---------- Dataset records

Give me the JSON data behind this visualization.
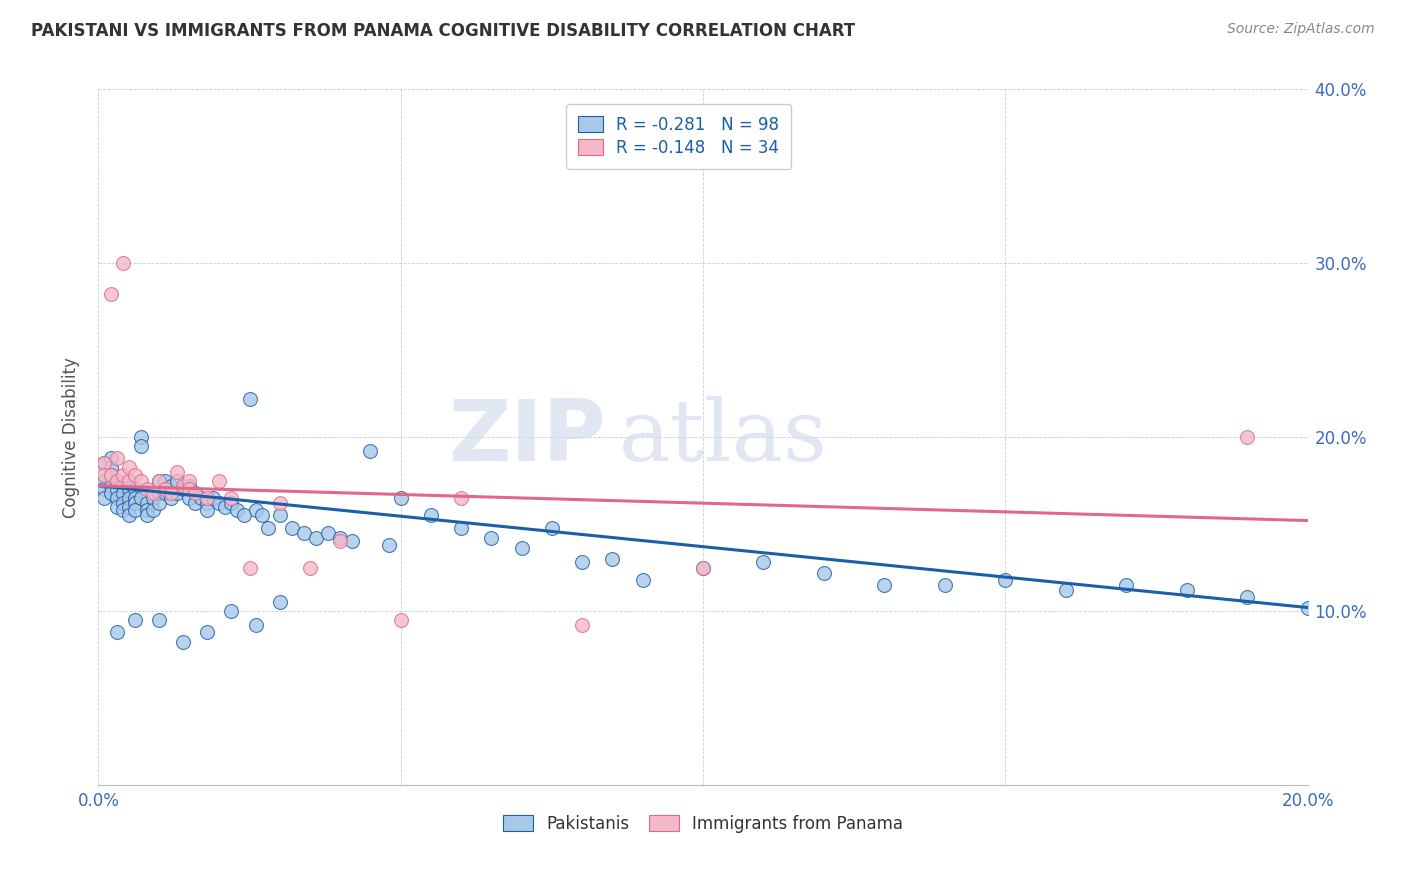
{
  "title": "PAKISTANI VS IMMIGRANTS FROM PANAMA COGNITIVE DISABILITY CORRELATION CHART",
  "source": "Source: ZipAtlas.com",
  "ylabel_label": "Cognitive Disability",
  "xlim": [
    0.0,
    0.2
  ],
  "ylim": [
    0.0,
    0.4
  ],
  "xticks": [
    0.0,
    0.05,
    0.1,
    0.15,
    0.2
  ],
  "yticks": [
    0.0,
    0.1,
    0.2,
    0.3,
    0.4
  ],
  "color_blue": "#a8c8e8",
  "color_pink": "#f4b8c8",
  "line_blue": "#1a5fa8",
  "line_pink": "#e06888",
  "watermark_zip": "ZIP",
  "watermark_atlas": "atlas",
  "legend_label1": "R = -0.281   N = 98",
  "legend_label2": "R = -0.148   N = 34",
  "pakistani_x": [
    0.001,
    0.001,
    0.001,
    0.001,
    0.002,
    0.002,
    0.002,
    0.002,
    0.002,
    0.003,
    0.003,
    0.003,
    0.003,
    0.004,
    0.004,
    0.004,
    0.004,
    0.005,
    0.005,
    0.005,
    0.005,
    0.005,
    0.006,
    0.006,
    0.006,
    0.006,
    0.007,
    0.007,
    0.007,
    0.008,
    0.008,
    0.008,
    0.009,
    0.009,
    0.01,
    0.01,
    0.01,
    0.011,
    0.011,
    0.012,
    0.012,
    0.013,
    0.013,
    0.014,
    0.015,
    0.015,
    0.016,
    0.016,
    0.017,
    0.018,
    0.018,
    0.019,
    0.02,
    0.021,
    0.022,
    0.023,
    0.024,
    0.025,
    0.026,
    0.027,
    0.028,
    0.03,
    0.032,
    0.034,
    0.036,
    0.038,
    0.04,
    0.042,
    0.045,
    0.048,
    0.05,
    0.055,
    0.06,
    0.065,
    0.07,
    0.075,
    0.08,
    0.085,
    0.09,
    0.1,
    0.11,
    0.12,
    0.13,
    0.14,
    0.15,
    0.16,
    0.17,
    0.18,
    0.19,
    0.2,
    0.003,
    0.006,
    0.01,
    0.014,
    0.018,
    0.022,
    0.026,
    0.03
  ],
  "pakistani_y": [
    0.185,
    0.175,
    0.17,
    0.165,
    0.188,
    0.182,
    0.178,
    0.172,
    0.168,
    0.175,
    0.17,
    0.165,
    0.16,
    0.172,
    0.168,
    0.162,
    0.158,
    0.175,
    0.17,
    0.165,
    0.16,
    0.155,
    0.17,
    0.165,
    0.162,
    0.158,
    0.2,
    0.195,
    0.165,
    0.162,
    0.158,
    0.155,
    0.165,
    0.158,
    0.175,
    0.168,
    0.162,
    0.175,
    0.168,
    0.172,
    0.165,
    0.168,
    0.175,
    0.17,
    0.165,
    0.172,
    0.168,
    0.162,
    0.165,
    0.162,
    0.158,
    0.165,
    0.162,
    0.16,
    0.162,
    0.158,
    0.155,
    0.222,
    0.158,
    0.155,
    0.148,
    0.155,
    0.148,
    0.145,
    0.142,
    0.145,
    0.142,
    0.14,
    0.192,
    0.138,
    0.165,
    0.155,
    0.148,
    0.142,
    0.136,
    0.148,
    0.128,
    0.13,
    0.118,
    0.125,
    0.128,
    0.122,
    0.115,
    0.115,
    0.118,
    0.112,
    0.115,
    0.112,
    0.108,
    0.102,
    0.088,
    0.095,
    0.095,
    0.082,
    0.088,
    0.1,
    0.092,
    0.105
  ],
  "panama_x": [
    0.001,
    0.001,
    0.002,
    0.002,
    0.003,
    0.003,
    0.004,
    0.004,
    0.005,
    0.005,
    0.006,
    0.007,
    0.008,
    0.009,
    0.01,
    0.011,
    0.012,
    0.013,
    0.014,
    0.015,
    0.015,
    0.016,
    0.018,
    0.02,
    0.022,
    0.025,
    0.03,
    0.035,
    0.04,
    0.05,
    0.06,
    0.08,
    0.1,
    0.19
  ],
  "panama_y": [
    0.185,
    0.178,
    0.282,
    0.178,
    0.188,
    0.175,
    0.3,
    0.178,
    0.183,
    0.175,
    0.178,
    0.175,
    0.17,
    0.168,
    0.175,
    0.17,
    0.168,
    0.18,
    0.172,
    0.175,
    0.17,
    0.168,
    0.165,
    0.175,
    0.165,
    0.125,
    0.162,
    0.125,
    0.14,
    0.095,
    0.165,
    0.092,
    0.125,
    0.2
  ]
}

--------------------
---------- Dataset records

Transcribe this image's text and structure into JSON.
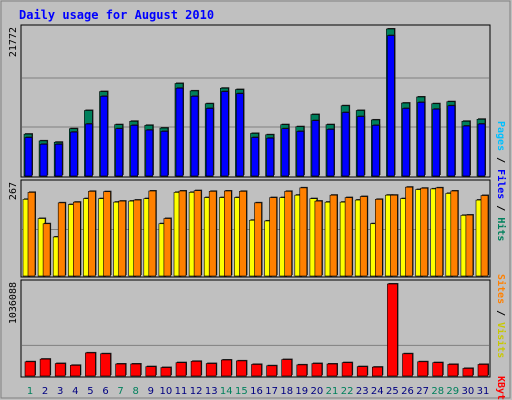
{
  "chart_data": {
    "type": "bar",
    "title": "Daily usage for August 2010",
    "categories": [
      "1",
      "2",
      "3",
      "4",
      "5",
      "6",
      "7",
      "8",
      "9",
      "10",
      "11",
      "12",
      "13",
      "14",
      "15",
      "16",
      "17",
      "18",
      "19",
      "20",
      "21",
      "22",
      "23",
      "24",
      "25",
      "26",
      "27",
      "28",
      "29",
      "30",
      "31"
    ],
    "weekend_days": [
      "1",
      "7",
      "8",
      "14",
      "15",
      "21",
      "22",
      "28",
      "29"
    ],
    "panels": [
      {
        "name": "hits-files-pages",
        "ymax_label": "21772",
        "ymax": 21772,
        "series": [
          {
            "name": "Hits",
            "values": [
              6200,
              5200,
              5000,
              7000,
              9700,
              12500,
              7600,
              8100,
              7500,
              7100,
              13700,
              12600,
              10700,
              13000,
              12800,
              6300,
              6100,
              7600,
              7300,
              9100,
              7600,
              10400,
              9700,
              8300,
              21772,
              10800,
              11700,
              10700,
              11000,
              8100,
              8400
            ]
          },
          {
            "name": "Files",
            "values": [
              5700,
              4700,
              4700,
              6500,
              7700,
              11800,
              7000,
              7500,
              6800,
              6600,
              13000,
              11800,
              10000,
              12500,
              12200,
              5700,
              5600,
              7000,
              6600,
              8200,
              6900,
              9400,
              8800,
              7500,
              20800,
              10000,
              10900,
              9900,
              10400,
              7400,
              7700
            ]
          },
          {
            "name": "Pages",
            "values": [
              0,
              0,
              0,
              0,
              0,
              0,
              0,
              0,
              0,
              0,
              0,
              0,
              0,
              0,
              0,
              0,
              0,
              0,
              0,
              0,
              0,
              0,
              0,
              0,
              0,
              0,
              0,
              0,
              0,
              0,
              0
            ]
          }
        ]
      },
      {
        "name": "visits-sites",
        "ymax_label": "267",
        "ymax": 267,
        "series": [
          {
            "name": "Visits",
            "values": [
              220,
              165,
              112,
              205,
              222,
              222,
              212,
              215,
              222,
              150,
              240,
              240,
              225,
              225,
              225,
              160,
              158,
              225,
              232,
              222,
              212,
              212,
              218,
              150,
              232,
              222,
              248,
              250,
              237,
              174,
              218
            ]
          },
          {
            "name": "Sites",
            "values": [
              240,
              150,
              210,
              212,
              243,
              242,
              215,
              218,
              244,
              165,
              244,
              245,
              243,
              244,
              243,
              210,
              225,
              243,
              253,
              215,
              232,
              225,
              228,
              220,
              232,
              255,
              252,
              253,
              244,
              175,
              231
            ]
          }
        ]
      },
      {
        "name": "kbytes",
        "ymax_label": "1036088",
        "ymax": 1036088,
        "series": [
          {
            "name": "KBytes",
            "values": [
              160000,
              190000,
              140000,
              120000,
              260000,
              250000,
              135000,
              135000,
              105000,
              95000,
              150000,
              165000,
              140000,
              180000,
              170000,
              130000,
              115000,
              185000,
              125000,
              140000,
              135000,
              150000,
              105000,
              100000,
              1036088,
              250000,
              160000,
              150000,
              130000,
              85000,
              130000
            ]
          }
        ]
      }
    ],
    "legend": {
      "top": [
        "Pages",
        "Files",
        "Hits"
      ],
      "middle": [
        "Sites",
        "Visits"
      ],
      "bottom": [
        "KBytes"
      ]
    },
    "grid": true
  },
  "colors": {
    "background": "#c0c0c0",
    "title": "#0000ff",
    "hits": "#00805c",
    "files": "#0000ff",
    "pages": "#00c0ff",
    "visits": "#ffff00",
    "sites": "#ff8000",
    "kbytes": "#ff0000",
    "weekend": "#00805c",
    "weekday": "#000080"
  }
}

--------------------
---------- Dataset records

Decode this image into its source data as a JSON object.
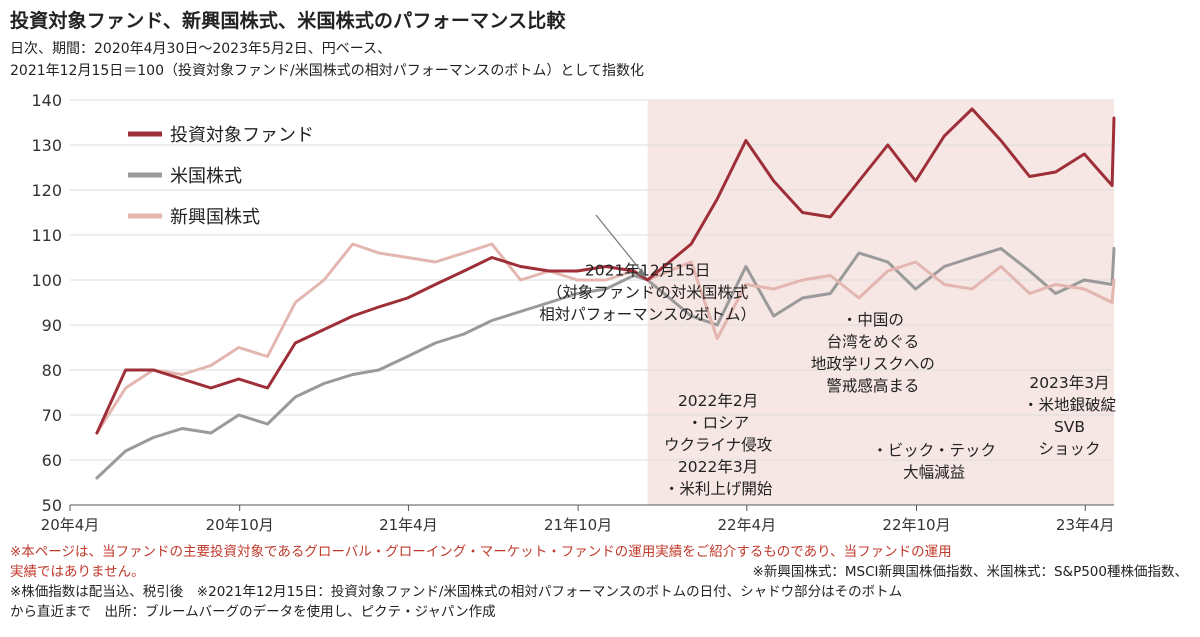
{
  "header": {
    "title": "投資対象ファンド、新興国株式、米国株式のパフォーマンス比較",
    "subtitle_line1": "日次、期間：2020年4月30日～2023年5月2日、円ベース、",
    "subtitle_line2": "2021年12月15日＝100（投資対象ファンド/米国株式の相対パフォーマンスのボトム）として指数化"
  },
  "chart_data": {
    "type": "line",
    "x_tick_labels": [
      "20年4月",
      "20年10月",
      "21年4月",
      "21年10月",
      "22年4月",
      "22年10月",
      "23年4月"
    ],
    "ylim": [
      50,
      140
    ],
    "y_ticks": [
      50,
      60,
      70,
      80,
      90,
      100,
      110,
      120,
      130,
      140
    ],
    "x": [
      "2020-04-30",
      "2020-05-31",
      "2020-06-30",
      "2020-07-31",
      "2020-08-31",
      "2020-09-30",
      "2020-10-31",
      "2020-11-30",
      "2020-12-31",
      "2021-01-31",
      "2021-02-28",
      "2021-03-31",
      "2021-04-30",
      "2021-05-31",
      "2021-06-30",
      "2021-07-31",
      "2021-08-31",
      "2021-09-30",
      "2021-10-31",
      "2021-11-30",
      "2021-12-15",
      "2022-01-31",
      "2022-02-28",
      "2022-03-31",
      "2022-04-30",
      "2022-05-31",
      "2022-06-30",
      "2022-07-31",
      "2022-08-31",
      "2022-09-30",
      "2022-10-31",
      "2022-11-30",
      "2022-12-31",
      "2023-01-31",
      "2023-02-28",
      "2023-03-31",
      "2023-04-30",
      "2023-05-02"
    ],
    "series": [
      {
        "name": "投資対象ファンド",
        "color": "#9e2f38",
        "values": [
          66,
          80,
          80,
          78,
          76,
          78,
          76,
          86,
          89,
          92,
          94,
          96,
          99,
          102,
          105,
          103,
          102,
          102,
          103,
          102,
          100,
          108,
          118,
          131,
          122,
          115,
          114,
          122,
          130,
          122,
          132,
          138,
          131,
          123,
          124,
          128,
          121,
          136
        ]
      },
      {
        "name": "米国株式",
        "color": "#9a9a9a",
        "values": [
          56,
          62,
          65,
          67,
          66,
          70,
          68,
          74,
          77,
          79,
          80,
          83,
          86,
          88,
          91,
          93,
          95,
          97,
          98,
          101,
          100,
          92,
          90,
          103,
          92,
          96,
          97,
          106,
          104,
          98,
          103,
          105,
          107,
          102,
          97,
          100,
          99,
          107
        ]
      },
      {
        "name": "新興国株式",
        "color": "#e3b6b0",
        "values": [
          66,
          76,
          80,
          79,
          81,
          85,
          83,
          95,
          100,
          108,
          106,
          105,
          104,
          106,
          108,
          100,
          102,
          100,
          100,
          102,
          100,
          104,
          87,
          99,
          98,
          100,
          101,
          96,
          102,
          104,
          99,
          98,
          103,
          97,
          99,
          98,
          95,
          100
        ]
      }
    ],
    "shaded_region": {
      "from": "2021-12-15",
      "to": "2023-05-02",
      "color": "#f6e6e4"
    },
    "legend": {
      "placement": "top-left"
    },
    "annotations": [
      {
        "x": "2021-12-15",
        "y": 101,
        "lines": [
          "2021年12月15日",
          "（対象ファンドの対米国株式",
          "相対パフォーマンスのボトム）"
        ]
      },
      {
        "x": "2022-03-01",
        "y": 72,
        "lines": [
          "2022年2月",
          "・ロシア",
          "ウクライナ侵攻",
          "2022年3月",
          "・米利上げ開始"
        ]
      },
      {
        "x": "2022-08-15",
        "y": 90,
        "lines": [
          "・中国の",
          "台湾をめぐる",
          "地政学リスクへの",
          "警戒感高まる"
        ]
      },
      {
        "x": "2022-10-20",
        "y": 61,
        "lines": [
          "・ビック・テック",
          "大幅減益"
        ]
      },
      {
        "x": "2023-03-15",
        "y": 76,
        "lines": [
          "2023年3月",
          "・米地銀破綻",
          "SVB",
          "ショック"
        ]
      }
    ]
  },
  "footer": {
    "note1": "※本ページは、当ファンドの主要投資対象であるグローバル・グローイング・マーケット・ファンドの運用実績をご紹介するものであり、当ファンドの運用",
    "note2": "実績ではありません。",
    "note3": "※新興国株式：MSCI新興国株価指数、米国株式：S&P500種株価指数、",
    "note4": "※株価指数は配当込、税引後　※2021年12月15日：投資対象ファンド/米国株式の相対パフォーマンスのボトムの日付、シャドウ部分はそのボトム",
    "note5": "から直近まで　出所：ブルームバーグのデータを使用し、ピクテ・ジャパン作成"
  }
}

--------------------

*Exercise prompt:*
Go over the data above and copy every line that has the word "投資対象ファンド" in it.

*Solution to the problem:*
    "title": "投資対象ファンド、新興国株式、米国株式のパフォーマンス比較",
    "subtitle_line2": "2021年12月15日＝100（投資対象ファンド/米国株式の相対パフォーマンスのボトム）として指数化"
        "name": "投資対象ファンド",
    "note4": "※株価指数は配当込、税引後　※2021年12月15日：投資対象ファンド/米国株式の相対パフォーマンスのボトムの日付、シャドウ部分はそのボトム",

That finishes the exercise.